Directions for this task: Repeat the material below word for word and leave out all pictures.
^^^^^^^^
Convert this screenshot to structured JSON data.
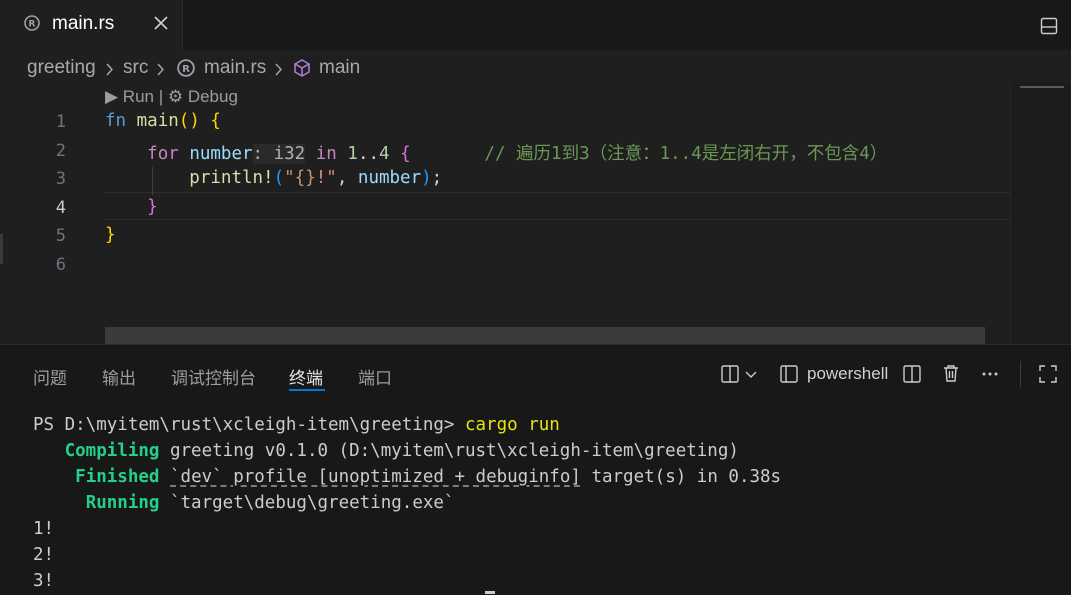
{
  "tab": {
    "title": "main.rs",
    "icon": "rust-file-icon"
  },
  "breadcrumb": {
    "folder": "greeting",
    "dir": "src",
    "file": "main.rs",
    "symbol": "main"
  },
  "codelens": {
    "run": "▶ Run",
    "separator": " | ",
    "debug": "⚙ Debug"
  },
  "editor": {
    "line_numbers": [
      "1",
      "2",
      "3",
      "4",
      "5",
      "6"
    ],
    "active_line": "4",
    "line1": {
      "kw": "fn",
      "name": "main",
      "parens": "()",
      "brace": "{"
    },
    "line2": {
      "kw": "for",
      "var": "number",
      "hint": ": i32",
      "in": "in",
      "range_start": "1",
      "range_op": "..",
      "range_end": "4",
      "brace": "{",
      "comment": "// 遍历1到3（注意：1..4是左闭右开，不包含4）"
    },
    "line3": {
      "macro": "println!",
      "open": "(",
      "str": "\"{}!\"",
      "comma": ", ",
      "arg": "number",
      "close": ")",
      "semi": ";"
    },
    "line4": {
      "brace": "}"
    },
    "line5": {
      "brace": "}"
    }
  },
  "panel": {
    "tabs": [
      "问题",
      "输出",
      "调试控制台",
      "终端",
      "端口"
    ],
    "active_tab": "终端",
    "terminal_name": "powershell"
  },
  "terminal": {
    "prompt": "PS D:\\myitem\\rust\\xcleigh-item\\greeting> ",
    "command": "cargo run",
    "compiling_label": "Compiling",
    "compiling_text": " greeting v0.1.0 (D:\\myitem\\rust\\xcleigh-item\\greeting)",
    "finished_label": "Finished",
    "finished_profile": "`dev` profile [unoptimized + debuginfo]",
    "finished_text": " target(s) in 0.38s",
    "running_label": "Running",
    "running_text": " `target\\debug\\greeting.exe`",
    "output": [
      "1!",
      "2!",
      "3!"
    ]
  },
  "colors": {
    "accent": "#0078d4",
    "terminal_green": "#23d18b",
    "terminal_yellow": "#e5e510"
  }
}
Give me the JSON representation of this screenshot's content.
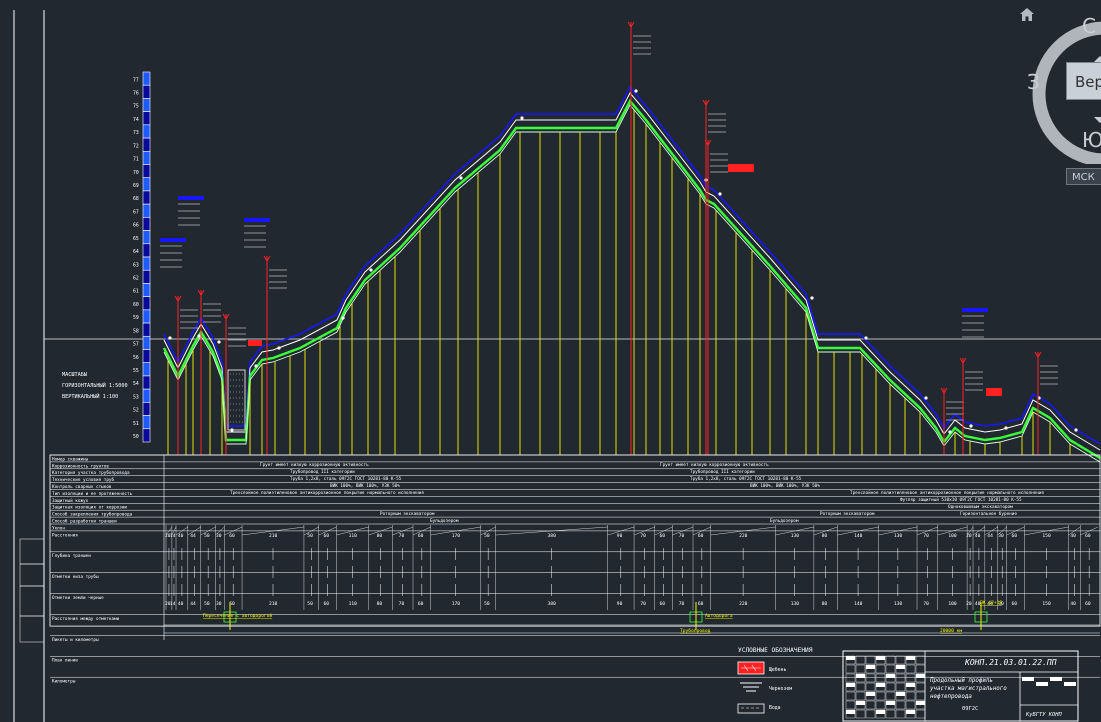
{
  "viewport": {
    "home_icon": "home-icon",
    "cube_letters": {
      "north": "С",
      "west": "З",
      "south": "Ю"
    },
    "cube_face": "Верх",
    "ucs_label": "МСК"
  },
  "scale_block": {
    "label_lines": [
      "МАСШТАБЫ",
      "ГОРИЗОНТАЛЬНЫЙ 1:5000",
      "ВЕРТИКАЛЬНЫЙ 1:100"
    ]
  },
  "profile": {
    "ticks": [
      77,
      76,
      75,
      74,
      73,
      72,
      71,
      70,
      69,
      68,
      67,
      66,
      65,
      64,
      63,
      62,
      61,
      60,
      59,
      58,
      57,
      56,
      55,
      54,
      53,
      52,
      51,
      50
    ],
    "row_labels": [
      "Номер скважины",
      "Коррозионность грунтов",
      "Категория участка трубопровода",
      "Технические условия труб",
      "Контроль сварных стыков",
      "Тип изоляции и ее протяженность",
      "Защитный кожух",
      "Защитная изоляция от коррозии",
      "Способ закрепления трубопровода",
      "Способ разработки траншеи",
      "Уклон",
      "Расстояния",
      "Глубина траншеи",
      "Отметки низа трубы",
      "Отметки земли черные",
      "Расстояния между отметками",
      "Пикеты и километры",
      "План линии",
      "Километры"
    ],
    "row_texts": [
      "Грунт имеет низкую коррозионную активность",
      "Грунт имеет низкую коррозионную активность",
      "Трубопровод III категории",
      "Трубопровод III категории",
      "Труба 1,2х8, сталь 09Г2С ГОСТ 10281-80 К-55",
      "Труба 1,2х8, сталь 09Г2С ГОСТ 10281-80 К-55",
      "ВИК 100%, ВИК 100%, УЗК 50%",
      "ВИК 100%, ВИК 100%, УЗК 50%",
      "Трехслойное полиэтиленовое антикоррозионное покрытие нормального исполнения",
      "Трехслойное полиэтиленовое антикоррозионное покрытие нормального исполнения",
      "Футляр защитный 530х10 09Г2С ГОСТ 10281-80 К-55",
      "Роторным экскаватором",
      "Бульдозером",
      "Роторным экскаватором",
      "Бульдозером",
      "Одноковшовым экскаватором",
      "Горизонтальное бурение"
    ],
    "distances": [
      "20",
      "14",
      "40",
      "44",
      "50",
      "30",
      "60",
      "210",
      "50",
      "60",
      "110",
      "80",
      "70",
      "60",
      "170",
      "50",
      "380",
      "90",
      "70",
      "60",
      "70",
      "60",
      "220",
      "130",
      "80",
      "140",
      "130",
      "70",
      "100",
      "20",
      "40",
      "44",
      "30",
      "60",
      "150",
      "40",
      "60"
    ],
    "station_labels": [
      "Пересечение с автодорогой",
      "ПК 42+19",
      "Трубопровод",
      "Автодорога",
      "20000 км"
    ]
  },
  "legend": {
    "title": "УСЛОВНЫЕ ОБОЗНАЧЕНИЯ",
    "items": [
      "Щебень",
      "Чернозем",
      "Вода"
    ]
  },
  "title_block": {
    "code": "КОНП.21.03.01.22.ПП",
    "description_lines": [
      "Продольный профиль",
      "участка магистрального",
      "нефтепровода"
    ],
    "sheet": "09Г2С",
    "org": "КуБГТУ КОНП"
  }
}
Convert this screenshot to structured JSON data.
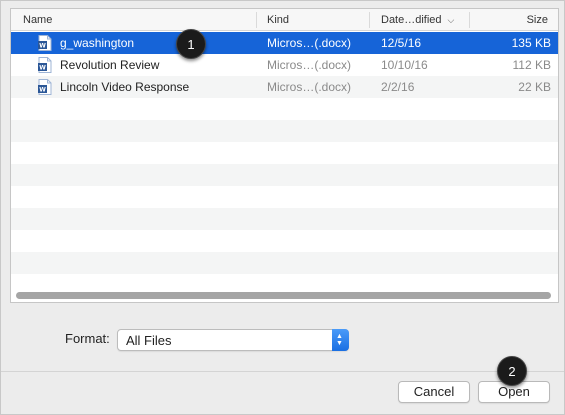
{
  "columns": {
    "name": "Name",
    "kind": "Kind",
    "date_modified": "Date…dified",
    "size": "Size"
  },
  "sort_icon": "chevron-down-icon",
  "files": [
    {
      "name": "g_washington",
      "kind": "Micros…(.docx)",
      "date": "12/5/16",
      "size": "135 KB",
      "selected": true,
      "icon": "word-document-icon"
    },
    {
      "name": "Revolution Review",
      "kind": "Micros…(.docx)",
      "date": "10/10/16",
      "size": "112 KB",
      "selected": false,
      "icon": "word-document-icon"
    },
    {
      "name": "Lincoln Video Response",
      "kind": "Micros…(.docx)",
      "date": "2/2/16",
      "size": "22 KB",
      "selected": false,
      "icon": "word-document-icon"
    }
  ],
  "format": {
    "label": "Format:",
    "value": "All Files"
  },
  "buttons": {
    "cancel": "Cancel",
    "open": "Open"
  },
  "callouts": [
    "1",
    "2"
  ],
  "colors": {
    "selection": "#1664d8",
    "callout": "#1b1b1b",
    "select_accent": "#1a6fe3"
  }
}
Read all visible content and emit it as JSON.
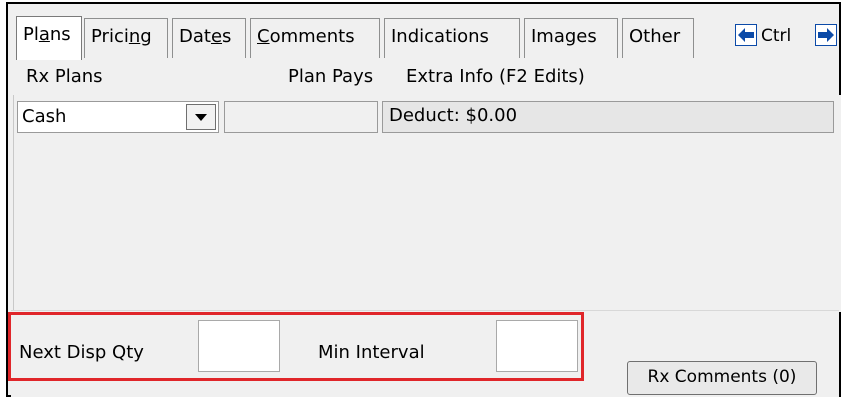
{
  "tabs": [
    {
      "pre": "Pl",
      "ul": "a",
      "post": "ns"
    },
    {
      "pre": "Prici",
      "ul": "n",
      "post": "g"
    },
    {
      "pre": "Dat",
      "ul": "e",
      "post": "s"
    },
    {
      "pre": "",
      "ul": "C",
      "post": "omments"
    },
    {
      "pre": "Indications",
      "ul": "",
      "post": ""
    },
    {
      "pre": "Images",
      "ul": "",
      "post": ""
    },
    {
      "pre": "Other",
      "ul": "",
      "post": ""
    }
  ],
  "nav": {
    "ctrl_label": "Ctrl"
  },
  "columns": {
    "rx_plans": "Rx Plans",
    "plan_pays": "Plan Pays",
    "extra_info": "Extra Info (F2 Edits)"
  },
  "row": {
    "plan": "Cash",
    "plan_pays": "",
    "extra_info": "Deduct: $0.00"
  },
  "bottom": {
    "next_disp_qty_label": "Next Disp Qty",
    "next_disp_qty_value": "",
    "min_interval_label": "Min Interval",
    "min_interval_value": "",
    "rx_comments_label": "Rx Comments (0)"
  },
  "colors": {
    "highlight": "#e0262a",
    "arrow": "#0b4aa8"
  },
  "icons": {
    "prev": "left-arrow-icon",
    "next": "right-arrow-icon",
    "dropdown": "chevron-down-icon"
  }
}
^^^^^^^^
Solution to this task:
Convert this screenshot to structured JSON data.
{
  "tab": {
    "title": "main.rs",
    "icon": "rust-file-icon"
  },
  "breadcrumb": {
    "folder": "greeting",
    "dir": "src",
    "file": "main.rs",
    "symbol": "main"
  },
  "codelens": {
    "run": "▶ Run",
    "separator": " | ",
    "debug": "⚙ Debug"
  },
  "editor": {
    "line_numbers": [
      "1",
      "2",
      "3",
      "4",
      "5",
      "6"
    ],
    "active_line": "4",
    "line1": {
      "kw": "fn",
      "name": "main",
      "parens": "()",
      "brace": "{"
    },
    "line2": {
      "kw": "for",
      "var": "number",
      "hint": ": i32",
      "in": "in",
      "range_start": "1",
      "range_op": "..",
      "range_end": "4",
      "brace": "{",
      "comment": "// 遍历1到3（注意：1..4是左闭右开，不包含4）"
    },
    "line3": {
      "macro": "println!",
      "open": "(",
      "str": "\"{}!\"",
      "comma": ", ",
      "arg": "number",
      "close": ")",
      "semi": ";"
    },
    "line4": {
      "brace": "}"
    },
    "line5": {
      "brace": "}"
    }
  },
  "panel": {
    "tabs": [
      "问题",
      "输出",
      "调试控制台",
      "终端",
      "端口"
    ],
    "active_tab": "终端",
    "terminal_name": "powershell"
  },
  "terminal": {
    "prompt": "PS D:\\myitem\\rust\\xcleigh-item\\greeting> ",
    "command": "cargo run",
    "compiling_label": "Compiling",
    "compiling_text": " greeting v0.1.0 (D:\\myitem\\rust\\xcleigh-item\\greeting)",
    "finished_label": "Finished",
    "finished_profile": "`dev` profile [unoptimized + debuginfo]",
    "finished_text": " target(s) in 0.38s",
    "running_label": "Running",
    "running_text": " `target\\debug\\greeting.exe`",
    "output": [
      "1!",
      "2!",
      "3!"
    ]
  },
  "colors": {
    "accent": "#0078d4",
    "terminal_green": "#23d18b",
    "terminal_yellow": "#e5e510"
  }
}
Give me the JSON representation of this screenshot's content.
{
  "viewport": {
    "home_icon": "home-icon",
    "cube_letters": {
      "north": "С",
      "west": "З",
      "south": "Ю"
    },
    "cube_face": "Верх",
    "ucs_label": "МСК"
  },
  "scale_block": {
    "label_lines": [
      "МАСШТАБЫ",
      "ГОРИЗОНТАЛЬНЫЙ 1:5000",
      "ВЕРТИКАЛЬНЫЙ 1:100"
    ]
  },
  "profile": {
    "ticks": [
      77,
      76,
      75,
      74,
      73,
      72,
      71,
      70,
      69,
      68,
      67,
      66,
      65,
      64,
      63,
      62,
      61,
      60,
      59,
      58,
      57,
      56,
      55,
      54,
      53,
      52,
      51,
      50
    ],
    "row_labels": [
      "Номер скважины",
      "Коррозионность грунтов",
      "Категория участка трубопровода",
      "Технические условия труб",
      "Контроль сварных стыков",
      "Тип изоляции и ее протяженность",
      "Защитный кожух",
      "Защитная изоляция от коррозии",
      "Способ закрепления трубопровода",
      "Способ разработки траншеи",
      "Уклон",
      "Расстояния",
      "Глубина траншеи",
      "Отметки низа трубы",
      "Отметки земли черные",
      "Расстояния между отметками",
      "Пикеты и километры",
      "План линии",
      "Километры"
    ],
    "row_texts": [
      "Грунт имеет низкую коррозионную активность",
      "Грунт имеет низкую коррозионную активность",
      "Трубопровод III категории",
      "Трубопровод III категории",
      "Труба 1,2х8, сталь 09Г2С ГОСТ 10281-80 К-55",
      "Труба 1,2х8, сталь 09Г2С ГОСТ 10281-80 К-55",
      "ВИК 100%, ВИК 100%, УЗК 50%",
      "ВИК 100%, ВИК 100%, УЗК 50%",
      "Трехслойное полиэтиленовое антикоррозионное покрытие нормального исполнения",
      "Трехслойное полиэтиленовое антикоррозионное покрытие нормального исполнения",
      "Футляр защитный 530х10 09Г2С ГОСТ 10281-80 К-55",
      "Роторным экскаватором",
      "Бульдозером",
      "Роторным экскаватором",
      "Бульдозером",
      "Одноковшовым экскаватором",
      "Горизонтальное бурение"
    ],
    "distances": [
      "20",
      "14",
      "40",
      "44",
      "50",
      "30",
      "60",
      "210",
      "50",
      "60",
      "110",
      "80",
      "70",
      "60",
      "170",
      "50",
      "380",
      "90",
      "70",
      "60",
      "70",
      "60",
      "220",
      "130",
      "80",
      "140",
      "130",
      "70",
      "100",
      "20",
      "40",
      "44",
      "30",
      "60",
      "150",
      "40",
      "60"
    ],
    "station_labels": [
      "Пересечение с автодорогой",
      "ПК 42+19",
      "Трубопровод",
      "Автодорога",
      "20000 км"
    ]
  },
  "legend": {
    "title": "УСЛОВНЫЕ ОБОЗНАЧЕНИЯ",
    "items": [
      "Щебень",
      "Чернозем",
      "Вода"
    ]
  },
  "title_block": {
    "code": "КОНП.21.03.01.22.ПП",
    "description_lines": [
      "Продольный профиль",
      "участка магистрального",
      "нефтепровода"
    ],
    "sheet": "09Г2С",
    "org": "КуБГТУ КОНП"
  }
}
Convert this screenshot to structured JSON data.
{
  "columns": {
    "name": "Name",
    "kind": "Kind",
    "date_modified": "Date…dified",
    "size": "Size"
  },
  "sort_icon": "chevron-down-icon",
  "files": [
    {
      "name": "g_washington",
      "kind": "Micros…(.docx)",
      "date": "12/5/16",
      "size": "135 KB",
      "selected": true,
      "icon": "word-document-icon"
    },
    {
      "name": "Revolution Review",
      "kind": "Micros…(.docx)",
      "date": "10/10/16",
      "size": "112 KB",
      "selected": false,
      "icon": "word-document-icon"
    },
    {
      "name": "Lincoln Video Response",
      "kind": "Micros…(.docx)",
      "date": "2/2/16",
      "size": "22 KB",
      "selected": false,
      "icon": "word-document-icon"
    }
  ],
  "format": {
    "label": "Format:",
    "value": "All Files"
  },
  "buttons": {
    "cancel": "Cancel",
    "open": "Open"
  },
  "callouts": [
    "1",
    "2"
  ],
  "colors": {
    "selection": "#1664d8",
    "callout": "#1b1b1b",
    "select_accent": "#1a6fe3"
  }
}
Read all visible content and emit it as JSON.
{
  "tabs": [
    {
      "pre": "Pl",
      "ul": "a",
      "post": "ns"
    },
    {
      "pre": "Prici",
      "ul": "n",
      "post": "g"
    },
    {
      "pre": "Dat",
      "ul": "e",
      "post": "s"
    },
    {
      "pre": "",
      "ul": "C",
      "post": "omments"
    },
    {
      "pre": "Indications",
      "ul": "",
      "post": ""
    },
    {
      "pre": "Images",
      "ul": "",
      "post": ""
    },
    {
      "pre": "Other",
      "ul": "",
      "post": ""
    }
  ],
  "nav": {
    "ctrl_label": "Ctrl"
  },
  "columns": {
    "rx_plans": "Rx Plans",
    "plan_pays": "Plan Pays",
    "extra_info": "Extra Info (F2 Edits)"
  },
  "row": {
    "plan": "Cash",
    "plan_pays": "",
    "extra_info": "Deduct: $0.00"
  },
  "bottom": {
    "next_disp_qty_label": "Next Disp Qty",
    "next_disp_qty_value": "",
    "min_interval_label": "Min Interval",
    "min_interval_value": "",
    "rx_comments_label": "Rx Comments (0)"
  },
  "colors": {
    "highlight": "#e0262a",
    "arrow": "#0b4aa8"
  },
  "icons": {
    "prev": "left-arrow-icon",
    "next": "right-arrow-icon",
    "dropdown": "chevron-down-icon"
  }
}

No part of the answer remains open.